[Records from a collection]
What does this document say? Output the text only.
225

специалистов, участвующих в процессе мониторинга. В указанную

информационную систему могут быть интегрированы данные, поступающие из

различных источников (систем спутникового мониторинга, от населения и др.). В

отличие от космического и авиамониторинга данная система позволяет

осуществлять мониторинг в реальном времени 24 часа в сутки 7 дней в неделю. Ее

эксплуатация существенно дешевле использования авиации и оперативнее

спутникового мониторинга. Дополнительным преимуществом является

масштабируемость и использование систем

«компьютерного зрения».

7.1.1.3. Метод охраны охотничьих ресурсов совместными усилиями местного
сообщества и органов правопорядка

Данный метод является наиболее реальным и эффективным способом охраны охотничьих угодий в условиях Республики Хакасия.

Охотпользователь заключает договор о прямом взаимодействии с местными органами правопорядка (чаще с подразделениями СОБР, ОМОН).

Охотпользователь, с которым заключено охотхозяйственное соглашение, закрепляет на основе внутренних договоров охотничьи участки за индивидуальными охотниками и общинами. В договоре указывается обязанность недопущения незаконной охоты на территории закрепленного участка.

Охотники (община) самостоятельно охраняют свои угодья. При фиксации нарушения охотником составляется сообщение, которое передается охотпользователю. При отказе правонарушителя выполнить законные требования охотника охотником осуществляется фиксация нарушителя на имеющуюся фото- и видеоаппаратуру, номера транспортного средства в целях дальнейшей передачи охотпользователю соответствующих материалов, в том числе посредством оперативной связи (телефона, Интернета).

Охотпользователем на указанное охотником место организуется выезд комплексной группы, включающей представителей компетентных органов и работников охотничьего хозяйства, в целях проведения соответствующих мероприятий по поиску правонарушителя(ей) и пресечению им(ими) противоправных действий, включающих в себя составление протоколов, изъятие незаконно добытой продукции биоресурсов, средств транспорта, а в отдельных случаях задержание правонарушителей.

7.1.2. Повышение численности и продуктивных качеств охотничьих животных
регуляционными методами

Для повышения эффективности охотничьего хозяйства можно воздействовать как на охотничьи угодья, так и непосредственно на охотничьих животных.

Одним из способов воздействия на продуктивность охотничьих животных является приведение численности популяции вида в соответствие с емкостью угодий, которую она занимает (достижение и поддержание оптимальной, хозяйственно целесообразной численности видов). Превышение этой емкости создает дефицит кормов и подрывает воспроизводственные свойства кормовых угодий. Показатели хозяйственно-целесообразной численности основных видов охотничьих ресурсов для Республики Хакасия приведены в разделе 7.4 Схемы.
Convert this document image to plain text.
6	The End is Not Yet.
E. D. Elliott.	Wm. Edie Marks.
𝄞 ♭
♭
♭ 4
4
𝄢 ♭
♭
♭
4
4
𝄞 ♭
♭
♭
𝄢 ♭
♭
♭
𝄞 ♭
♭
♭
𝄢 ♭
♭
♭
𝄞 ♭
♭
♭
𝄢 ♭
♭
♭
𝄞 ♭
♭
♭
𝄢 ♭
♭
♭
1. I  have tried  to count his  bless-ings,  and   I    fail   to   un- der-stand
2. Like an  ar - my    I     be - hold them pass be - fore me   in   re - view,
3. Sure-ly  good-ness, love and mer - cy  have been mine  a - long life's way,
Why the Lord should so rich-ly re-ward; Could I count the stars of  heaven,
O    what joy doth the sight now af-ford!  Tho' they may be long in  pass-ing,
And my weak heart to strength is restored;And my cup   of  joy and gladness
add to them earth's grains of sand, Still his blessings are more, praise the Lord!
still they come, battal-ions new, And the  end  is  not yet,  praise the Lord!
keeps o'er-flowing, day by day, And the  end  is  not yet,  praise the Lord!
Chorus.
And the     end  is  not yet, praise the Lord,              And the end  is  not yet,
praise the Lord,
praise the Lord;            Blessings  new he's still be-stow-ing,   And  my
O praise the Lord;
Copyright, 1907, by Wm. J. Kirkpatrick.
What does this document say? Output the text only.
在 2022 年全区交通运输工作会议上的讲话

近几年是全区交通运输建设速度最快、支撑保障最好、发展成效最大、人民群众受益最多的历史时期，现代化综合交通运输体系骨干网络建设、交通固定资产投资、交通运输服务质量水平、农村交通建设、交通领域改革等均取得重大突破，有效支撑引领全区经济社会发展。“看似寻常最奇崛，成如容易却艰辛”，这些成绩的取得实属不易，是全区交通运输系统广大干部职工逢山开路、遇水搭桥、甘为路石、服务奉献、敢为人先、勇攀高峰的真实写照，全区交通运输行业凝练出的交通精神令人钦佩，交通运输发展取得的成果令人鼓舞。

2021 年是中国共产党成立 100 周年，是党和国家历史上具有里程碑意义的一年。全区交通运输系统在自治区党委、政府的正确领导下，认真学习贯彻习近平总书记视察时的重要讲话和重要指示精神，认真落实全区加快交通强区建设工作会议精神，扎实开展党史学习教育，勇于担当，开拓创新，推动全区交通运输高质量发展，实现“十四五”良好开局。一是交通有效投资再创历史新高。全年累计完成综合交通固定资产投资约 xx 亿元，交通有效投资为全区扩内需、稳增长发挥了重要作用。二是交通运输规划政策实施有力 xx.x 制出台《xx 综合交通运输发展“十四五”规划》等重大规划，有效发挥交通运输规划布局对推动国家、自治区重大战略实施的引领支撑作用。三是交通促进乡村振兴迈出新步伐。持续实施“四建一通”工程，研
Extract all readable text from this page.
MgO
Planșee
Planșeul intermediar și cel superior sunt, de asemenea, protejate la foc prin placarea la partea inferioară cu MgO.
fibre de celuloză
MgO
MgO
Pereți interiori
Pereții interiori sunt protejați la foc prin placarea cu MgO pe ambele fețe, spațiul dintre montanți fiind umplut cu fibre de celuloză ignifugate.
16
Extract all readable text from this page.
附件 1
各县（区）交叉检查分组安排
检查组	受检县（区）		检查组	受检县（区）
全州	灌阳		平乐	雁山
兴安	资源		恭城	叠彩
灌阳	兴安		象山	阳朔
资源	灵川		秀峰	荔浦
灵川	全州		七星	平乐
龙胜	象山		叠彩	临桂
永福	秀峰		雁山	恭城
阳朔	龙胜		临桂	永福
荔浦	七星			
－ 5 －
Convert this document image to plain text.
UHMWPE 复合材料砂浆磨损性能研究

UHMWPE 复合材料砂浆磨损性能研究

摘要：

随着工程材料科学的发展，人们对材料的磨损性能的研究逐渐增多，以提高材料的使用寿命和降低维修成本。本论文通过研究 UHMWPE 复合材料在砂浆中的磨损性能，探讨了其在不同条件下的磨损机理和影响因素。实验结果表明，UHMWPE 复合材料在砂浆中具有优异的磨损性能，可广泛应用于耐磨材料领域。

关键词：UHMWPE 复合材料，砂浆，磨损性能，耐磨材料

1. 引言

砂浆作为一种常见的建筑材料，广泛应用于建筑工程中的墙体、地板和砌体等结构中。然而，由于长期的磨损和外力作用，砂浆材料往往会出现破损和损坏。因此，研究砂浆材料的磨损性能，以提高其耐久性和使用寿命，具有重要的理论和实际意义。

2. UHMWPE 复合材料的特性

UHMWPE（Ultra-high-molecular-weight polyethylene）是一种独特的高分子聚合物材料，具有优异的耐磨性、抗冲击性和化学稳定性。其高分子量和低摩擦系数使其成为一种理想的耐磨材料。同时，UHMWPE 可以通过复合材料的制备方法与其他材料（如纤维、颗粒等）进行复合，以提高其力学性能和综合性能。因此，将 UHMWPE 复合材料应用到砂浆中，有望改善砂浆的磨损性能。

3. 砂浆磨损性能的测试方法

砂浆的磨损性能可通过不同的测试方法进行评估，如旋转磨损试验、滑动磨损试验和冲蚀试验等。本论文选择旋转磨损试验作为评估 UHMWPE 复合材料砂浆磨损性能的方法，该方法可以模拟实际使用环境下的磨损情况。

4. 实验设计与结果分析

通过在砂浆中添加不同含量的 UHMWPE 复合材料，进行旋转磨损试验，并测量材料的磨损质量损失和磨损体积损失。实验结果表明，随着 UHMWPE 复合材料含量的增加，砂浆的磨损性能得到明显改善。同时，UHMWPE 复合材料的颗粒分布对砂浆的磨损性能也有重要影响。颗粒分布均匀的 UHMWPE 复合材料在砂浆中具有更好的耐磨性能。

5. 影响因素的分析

**Work to do:** Look over the material above and show each line where "правопорядка" appears.

**Solution to this exercise:**
сообщества и органов правопорядка
Охотпользователь заключает договор о прямом взаимодействии с местными органами правопорядка (чаще с подразделениями СОБР, ОМОН).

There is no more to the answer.